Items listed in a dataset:
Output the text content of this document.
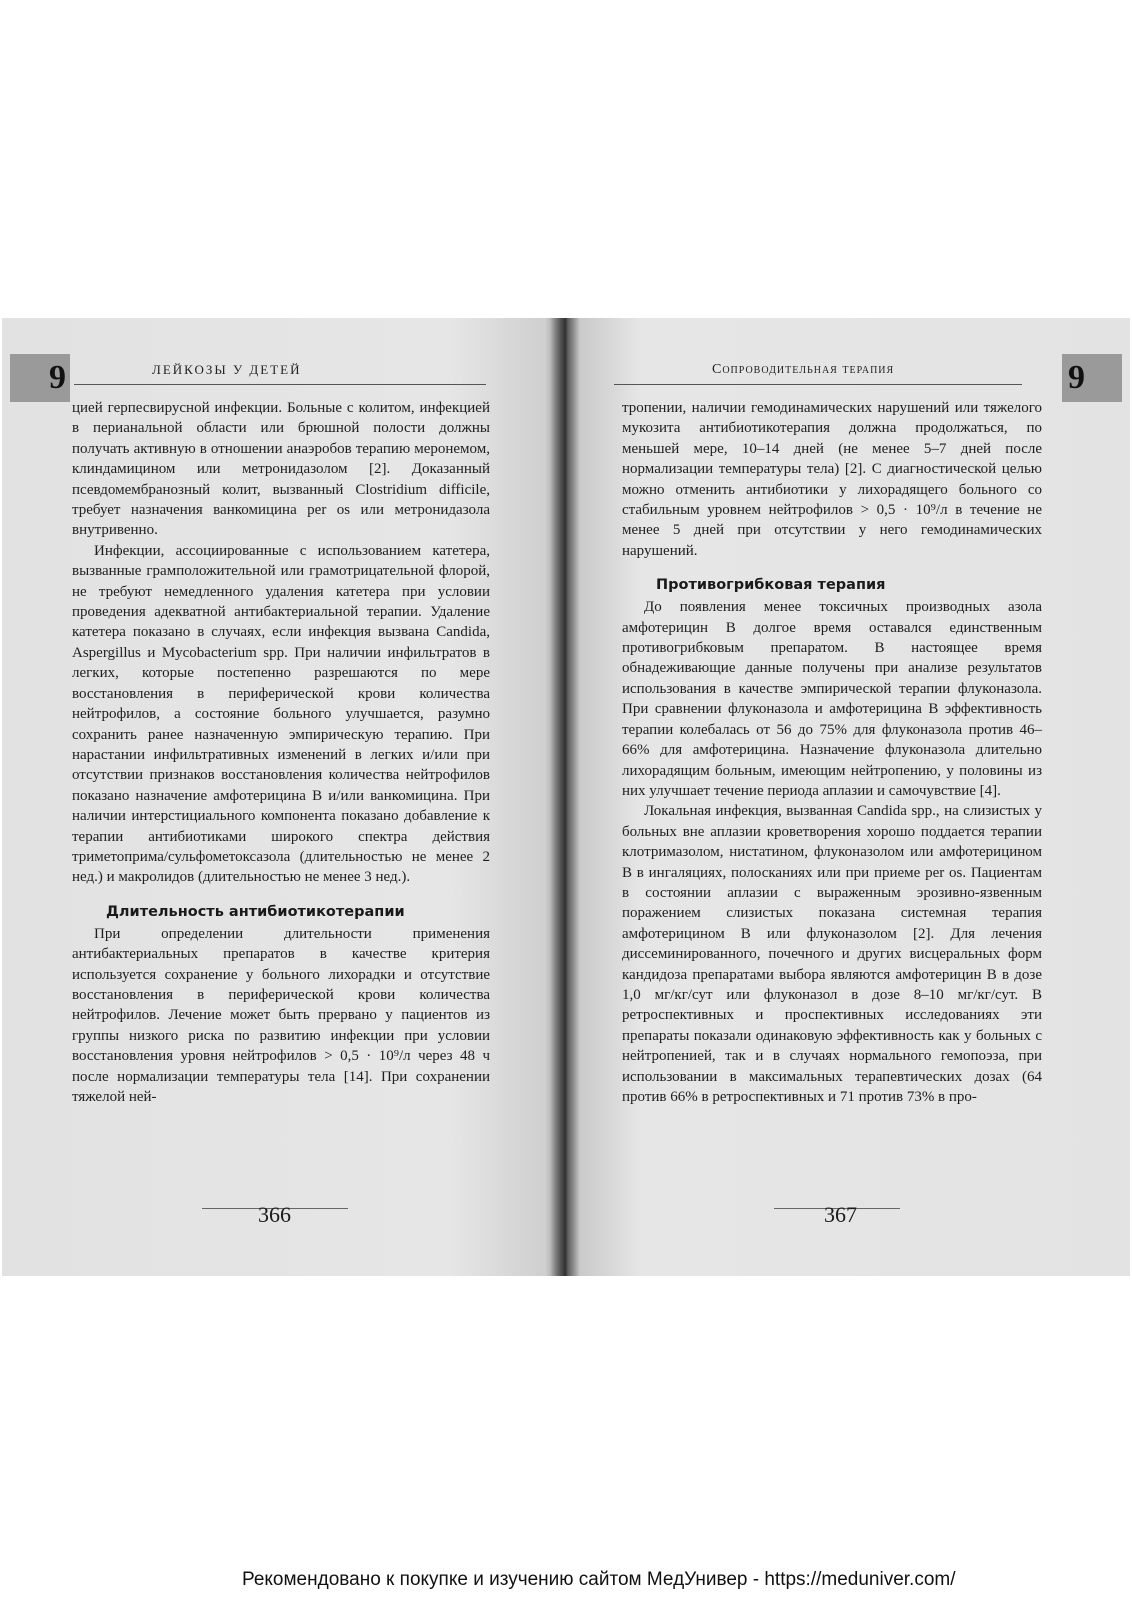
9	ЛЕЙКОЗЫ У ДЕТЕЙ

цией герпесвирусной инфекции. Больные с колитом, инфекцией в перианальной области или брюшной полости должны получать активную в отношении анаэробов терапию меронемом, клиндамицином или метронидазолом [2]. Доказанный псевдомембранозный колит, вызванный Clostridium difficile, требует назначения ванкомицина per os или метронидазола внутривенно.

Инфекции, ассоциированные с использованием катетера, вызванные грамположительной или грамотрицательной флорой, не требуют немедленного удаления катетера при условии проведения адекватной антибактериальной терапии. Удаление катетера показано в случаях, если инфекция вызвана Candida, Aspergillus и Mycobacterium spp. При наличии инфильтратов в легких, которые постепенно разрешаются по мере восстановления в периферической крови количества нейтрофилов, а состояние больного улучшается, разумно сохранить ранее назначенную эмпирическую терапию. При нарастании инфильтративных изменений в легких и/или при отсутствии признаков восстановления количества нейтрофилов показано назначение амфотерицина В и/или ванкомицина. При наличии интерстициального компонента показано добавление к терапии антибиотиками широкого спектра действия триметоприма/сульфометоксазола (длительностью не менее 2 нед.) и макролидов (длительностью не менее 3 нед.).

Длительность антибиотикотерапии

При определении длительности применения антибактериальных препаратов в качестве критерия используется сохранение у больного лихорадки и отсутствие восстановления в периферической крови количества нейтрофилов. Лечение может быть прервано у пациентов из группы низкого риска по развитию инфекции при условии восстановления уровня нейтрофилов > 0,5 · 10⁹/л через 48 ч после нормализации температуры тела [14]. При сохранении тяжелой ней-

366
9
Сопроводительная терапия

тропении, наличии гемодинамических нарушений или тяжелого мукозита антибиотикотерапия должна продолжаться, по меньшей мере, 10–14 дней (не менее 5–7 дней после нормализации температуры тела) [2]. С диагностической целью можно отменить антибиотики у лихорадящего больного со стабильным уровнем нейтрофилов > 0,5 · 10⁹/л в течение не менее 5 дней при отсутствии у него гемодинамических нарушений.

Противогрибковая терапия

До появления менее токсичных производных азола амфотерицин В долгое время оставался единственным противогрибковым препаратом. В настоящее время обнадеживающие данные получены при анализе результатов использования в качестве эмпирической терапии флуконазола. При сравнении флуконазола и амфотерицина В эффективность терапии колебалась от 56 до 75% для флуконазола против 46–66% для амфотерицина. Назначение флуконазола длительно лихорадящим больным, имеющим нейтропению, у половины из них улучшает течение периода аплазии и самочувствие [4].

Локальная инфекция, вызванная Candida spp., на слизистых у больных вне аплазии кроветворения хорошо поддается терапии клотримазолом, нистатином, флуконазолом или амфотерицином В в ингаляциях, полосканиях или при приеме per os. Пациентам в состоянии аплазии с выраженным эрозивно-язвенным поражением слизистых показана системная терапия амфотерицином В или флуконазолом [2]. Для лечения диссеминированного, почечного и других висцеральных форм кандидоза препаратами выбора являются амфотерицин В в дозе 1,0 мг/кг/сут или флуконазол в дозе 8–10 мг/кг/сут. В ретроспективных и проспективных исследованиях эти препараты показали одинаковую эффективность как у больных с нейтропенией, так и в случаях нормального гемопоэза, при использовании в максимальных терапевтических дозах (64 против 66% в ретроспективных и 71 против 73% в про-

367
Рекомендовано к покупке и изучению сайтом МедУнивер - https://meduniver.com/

...

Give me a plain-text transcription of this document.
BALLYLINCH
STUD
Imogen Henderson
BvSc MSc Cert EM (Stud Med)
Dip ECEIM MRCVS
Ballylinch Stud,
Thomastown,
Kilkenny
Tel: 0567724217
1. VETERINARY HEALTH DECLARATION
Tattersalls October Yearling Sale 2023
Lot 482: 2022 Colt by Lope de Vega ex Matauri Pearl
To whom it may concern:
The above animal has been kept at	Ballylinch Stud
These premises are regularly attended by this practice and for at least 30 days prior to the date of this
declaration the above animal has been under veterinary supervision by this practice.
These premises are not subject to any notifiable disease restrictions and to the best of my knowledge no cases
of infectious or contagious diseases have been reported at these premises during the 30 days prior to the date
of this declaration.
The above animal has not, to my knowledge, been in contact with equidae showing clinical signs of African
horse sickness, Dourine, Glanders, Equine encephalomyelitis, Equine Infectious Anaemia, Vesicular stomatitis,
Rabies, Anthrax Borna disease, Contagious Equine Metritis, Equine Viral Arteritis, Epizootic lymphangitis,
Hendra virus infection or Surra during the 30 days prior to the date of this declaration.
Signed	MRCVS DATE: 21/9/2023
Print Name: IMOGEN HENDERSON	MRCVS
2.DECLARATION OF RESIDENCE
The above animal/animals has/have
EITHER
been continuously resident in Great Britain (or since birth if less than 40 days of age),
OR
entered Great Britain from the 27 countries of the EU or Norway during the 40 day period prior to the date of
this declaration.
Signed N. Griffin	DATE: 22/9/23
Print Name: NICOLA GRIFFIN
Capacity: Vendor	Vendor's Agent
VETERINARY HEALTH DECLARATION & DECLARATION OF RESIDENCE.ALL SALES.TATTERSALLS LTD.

...

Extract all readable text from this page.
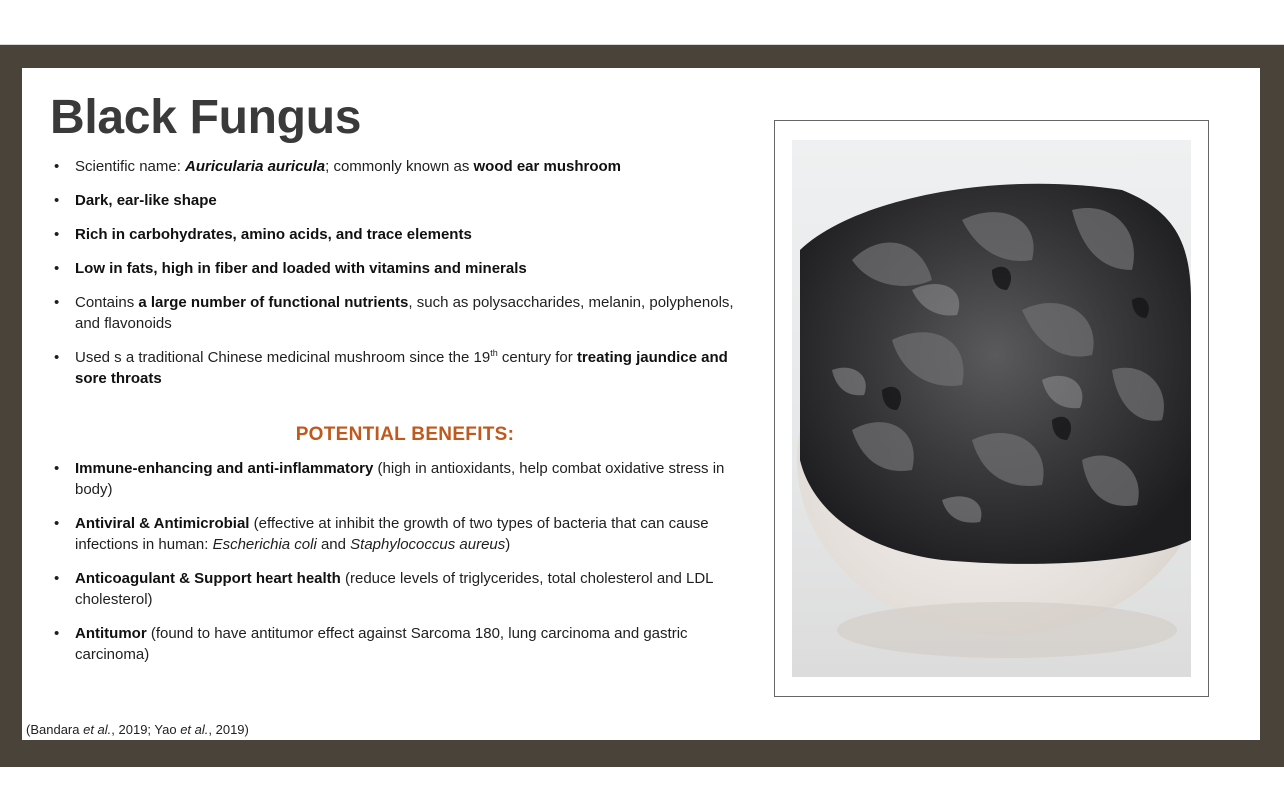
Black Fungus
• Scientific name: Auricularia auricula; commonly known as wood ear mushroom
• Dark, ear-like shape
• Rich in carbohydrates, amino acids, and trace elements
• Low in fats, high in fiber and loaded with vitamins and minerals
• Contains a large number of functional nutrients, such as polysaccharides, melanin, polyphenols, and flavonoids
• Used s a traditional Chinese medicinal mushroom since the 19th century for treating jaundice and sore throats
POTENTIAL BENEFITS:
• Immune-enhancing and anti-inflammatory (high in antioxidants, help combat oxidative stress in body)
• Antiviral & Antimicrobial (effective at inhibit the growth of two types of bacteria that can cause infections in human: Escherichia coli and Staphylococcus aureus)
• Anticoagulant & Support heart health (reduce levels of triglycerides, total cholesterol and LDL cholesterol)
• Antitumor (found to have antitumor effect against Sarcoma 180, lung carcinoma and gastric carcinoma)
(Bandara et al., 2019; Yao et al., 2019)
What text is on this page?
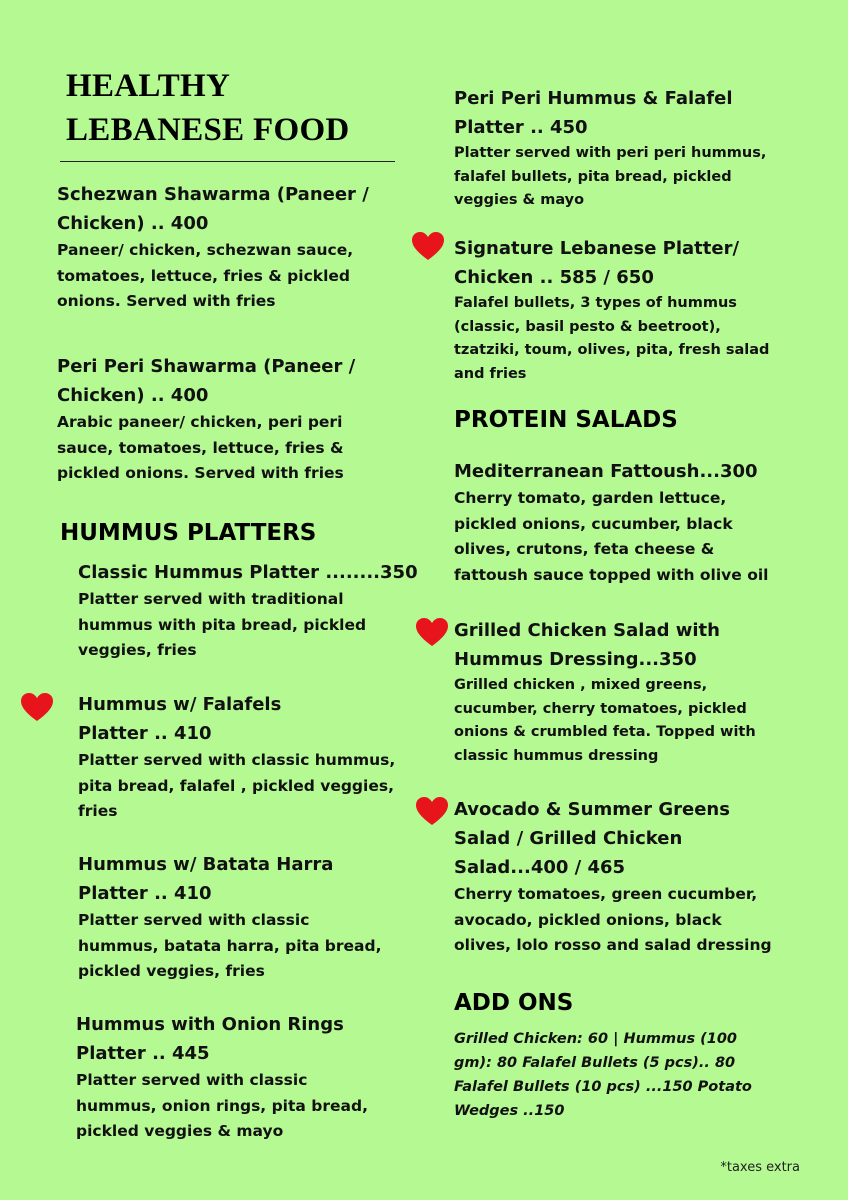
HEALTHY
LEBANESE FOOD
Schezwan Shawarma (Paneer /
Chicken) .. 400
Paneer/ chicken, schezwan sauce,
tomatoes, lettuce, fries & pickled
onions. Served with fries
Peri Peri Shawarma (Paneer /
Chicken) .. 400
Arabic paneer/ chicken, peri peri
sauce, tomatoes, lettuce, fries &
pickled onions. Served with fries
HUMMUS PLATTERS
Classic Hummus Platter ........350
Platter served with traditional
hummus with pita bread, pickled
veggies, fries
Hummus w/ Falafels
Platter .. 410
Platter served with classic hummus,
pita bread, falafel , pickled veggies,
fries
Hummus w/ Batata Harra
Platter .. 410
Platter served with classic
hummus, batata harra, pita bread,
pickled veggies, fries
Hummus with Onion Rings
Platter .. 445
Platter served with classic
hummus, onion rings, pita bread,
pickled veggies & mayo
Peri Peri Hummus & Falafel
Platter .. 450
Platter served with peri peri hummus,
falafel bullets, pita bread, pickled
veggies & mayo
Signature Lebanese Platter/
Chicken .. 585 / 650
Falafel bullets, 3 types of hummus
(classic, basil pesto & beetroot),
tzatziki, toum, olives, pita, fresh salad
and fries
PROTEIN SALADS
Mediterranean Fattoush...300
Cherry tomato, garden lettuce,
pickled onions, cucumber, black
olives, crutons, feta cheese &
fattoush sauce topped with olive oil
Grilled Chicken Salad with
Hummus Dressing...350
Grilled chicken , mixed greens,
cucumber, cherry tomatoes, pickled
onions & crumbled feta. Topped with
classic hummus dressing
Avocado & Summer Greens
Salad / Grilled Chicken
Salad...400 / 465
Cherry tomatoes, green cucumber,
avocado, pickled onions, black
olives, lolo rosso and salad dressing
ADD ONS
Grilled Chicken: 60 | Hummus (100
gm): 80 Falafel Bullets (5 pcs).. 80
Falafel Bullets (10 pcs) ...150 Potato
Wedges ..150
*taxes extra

What is expected: Search the entries for the word "above" and gather every line where it appears.

Solution to this task:
The above animal has been kept at	Ballylinch Stud
declaration the above animal has been under veterinary supervision by this practice.
The above animal has not, to my knowledge, been in contact with equidae showing clinical signs of African
The above animal/animals has/have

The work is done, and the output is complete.